● **Do this**: Word for word, retype every entry in the listing.

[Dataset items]
>> start

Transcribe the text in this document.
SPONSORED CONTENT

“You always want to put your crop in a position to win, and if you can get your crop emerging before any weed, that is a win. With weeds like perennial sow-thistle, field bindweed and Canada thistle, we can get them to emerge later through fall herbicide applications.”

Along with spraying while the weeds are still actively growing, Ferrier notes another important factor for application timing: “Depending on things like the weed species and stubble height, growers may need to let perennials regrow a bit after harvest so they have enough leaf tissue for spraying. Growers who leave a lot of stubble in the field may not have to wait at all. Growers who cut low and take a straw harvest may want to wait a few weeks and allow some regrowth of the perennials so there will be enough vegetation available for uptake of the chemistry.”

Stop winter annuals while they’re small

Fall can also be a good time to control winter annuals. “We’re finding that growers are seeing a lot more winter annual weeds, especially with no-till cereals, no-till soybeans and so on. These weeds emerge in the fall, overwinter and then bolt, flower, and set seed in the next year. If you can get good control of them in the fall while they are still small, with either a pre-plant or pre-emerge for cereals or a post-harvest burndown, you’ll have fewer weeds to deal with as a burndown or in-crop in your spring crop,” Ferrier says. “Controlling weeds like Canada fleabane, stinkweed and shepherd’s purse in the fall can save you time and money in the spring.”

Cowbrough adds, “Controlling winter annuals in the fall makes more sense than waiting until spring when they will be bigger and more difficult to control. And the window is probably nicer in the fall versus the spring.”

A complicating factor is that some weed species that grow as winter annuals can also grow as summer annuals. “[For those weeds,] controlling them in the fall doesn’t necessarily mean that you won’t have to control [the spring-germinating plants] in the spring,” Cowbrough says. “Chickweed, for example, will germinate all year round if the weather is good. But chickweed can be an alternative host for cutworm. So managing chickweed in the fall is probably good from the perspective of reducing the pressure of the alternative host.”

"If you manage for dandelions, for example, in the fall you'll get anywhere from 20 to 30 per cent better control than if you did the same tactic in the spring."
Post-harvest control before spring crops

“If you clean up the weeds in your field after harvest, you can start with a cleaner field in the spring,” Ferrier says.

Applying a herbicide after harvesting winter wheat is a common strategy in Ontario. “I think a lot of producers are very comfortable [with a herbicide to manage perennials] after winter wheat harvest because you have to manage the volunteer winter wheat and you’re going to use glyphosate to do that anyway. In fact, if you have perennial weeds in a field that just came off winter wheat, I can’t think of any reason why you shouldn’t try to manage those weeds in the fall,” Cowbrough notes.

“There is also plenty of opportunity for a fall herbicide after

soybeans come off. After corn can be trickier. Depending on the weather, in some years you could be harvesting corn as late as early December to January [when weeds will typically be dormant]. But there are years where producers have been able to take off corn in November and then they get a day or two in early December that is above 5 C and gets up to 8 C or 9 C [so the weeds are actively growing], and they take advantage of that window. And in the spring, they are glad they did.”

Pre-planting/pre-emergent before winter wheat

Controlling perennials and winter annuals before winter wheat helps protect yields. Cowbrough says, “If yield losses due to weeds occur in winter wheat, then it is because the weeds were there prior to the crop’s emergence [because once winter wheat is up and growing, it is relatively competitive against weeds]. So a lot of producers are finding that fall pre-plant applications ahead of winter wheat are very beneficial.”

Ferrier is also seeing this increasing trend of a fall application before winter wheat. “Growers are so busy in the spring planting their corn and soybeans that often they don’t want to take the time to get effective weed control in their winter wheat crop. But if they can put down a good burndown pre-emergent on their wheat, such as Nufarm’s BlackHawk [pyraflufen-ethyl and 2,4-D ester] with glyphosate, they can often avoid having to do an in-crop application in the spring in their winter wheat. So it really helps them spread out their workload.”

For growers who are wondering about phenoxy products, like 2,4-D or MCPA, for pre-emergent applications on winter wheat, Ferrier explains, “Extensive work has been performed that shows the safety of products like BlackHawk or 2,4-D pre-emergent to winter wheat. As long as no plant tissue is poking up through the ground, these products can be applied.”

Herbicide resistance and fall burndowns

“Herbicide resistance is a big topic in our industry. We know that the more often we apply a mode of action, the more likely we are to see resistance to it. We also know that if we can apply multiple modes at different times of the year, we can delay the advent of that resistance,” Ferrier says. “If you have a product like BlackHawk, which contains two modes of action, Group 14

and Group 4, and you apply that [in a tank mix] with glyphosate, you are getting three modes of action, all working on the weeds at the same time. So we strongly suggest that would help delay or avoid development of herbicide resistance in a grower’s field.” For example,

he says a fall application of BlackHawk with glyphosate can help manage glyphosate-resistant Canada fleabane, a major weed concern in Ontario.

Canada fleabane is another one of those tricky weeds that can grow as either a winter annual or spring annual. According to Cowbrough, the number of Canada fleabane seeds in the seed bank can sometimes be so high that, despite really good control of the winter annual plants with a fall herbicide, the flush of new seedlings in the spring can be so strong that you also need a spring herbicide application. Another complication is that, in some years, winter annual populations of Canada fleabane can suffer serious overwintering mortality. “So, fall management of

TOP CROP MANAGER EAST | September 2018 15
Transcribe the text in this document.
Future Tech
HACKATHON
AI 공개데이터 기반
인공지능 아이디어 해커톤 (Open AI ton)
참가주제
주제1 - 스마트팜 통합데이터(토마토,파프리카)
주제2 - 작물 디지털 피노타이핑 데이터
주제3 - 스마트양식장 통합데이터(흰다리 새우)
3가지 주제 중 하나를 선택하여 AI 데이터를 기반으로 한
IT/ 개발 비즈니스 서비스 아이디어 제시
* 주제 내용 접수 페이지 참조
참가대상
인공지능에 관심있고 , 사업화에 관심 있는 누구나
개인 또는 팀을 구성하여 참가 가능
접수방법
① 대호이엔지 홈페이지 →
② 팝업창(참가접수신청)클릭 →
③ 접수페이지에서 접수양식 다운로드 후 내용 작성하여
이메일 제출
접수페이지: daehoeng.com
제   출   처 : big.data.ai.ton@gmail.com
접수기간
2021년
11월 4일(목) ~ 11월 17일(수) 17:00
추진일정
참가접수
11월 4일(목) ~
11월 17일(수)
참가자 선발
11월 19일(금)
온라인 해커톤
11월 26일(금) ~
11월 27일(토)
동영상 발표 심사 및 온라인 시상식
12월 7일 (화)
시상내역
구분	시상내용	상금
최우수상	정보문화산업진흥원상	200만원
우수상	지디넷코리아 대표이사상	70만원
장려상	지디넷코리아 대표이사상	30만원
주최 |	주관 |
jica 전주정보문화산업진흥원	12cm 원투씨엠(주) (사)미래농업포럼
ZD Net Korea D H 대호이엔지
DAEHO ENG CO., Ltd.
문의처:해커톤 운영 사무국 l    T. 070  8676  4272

>> end

● **Expected output**:
Transcribe the text in this document.
SPONSORED CONTENT

“You always want to put your crop in a position to win, and if you can get your crop emerging before any weed, that is a win. With weeds like perennial sow-thistle, field bindweed and Canada thistle, we can get them to emerge later through fall herbicide applications.”

Along with spraying while the weeds are still actively growing, Ferrier notes another important factor for application timing: “Depending on things like the weed species and stubble height, growers may need to let perennials regrow a bit after harvest so they have enough leaf tissue for spraying. Growers who leave a lot of stubble in the field may not have to wait at all. Growers who cut low and take a straw harvest may want to wait a few weeks and allow some regrowth of the perennials so there will be enough vegetation available for uptake of the chemistry.”

Stop winter annuals while they’re small

Fall can also be a good time to control winter annuals. “We’re finding that growers are seeing a lot more winter annual weeds, especially with no-till cereals, no-till soybeans and so on. These weeds emerge in the fall, overwinter and then bolt, flower, and set seed in the next year. If you can get good control of them in the fall while they are still small, with either a pre-plant or pre-emerge for cereals or a post-harvest burndown, you’ll have fewer weeds to deal with as a burndown or in-crop in your spring crop,” Ferrier says. “Controlling weeds like Canada fleabane, stinkweed and shepherd’s purse in the fall can save you time and money in the spring.”

Cowbrough adds, “Controlling winter annuals in the fall makes more sense than waiting until spring when they will be bigger and more difficult to control. And the window is probably nicer in the fall versus the spring.”

A complicating factor is that some weed species that grow as winter annuals can also grow as summer annuals. “[For those weeds,] controlling them in the fall doesn’t necessarily mean that you won’t have to control [the spring-germinating plants] in the spring,” Cowbrough says. “Chickweed, for example, will germinate all year round if the weather is good. But chickweed can be an alternative host for cutworm. So managing chickweed in the fall is probably good from the perspective of reducing the pressure of the alternative host.”

"If you manage for dandelions, for example, in the fall you'll get anywhere from 20 to 30 per cent better control than if you did the same tactic in the spring."
Post-harvest control before spring crops

“If you clean up the weeds in your field after harvest, you can start with a cleaner field in the spring,” Ferrier says.

Applying a herbicide after harvesting winter wheat is a common strategy in Ontario. “I think a lot of producers are very comfortable [with a herbicide to manage perennials] after winter wheat harvest because you have to manage the volunteer winter wheat and you’re going to use glyphosate to do that anyway. In fact, if you have perennial weeds in a field that just came off winter wheat, I can’t think of any reason why you shouldn’t try to manage those weeds in the fall,” Cowbrough notes.

“There is also plenty of opportunity for a fall herbicide after

soybeans come off. After corn can be trickier. Depending on the weather, in some years you could be harvesting corn as late as early December to January [when weeds will typically be dormant]. But there are years where producers have been able to take off corn in November and then they get a day or two in early December that is above 5 C and gets up to 8 C or 9 C [so the weeds are actively growing], and they take advantage of that window. And in the spring, they are glad they did.”

Pre-planting/pre-emergent before winter wheat

Controlling perennials and winter annuals before winter wheat helps protect yields. Cowbrough says, “If yield losses due to weeds occur in winter wheat, then it is because the weeds were there prior to the crop’s emergence [because once winter wheat is up and growing, it is relatively competitive against weeds]. So a lot of producers are finding that fall pre-plant applications ahead of winter wheat are very beneficial.”

Ferrier is also seeing this increasing trend of a fall application before winter wheat. “Growers are so busy in the spring planting their corn and soybeans that often they don’t want to take the time to get effective weed control in their winter wheat crop. But if they can put down a good burndown pre-emergent on their wheat, such as Nufarm’s BlackHawk [pyraflufen-ethyl and 2,4-D ester] with glyphosate, they can often avoid having to do an in-crop application in the spring in their winter wheat. So it really helps them spread out their workload.”

For growers who are wondering about phenoxy products, like 2,4-D or MCPA, for pre-emergent applications on winter wheat, Ferrier explains, “Extensive work has been performed that shows the safety of products like BlackHawk or 2,4-D pre-emergent to winter wheat. As long as no plant tissue is poking up through the ground, these products can be applied.”

Herbicide resistance and fall burndowns

“Herbicide resistance is a big topic in our industry. We know that the more often we apply a mode of action, the more likely we are to see resistance to it. We also know that if we can apply multiple modes at different times of the year, we can delay the advent of that resistance,” Ferrier says. “If you have a product like BlackHawk, which contains two modes of action, Group 14

and Group 4, and you apply that [in a tank mix] with glyphosate, you are getting three modes of action, all working on the weeds at the same time. So we strongly suggest that would help delay or avoid development of herbicide resistance in a grower’s field.” For example,

he says a fall application of BlackHawk with glyphosate can help manage glyphosate-resistant Canada fleabane, a major weed concern in Ontario.

Canada fleabane is another one of those tricky weeds that can grow as either a winter annual or spring annual. According to Cowbrough, the number of Canada fleabane seeds in the seed bank can sometimes be so high that, despite really good control of the winter annual plants with a fall herbicide, the flush of new seedlings in the spring can be so strong that you also need a spring herbicide application. Another complication is that, in some years, winter annual populations of Canada fleabane can suffer serious overwintering mortality. “So, fall management of

TOP CROP MANAGER EAST | September 2018 15
Transcribe the text in this document.
Future Tech
HACKATHON
AI 공개데이터 기반
인공지능 아이디어 해커톤 (Open AI ton)
참가주제
주제1 - 스마트팜 통합데이터(토마토,파프리카)
주제2 - 작물 디지털 피노타이핑 데이터
주제3 - 스마트양식장 통합데이터(흰다리 새우)
3가지 주제 중 하나를 선택하여 AI 데이터를 기반으로 한
IT/ 개발 비즈니스 서비스 아이디어 제시
* 주제 내용 접수 페이지 참조
참가대상
인공지능에 관심있고 , 사업화에 관심 있는 누구나
개인 또는 팀을 구성하여 참가 가능
접수방법
① 대호이엔지 홈페이지 →
② 팝업창(참가접수신청)클릭 →
③ 접수페이지에서 접수양식 다운로드 후 내용 작성하여
이메일 제출
접수페이지: daehoeng.com
제   출   처 : big.data.ai.ton@gmail.com
접수기간
2021년
11월 4일(목) ~ 11월 17일(수) 17:00
추진일정
참가접수
11월 4일(목) ~
11월 17일(수)
참가자 선발
11월 19일(금)
온라인 해커톤
11월 26일(금) ~
11월 27일(토)
동영상 발표 심사 및 온라인 시상식
12월 7일 (화)
시상내역
구분	시상내용	상금
최우수상	정보문화산업진흥원상	200만원
우수상	지디넷코리아 대표이사상	70만원
장려상	지디넷코리아 대표이사상	30만원
주최 |	주관 |
jica 전주정보문화산업진흥원	12cm 원투씨엠(주) (사)미래농업포럼
ZD Net Korea D H 대호이엔지
DAEHO ENG CO., Ltd.
문의처:해커톤 운영 사무국 l    T. 070  8676  4272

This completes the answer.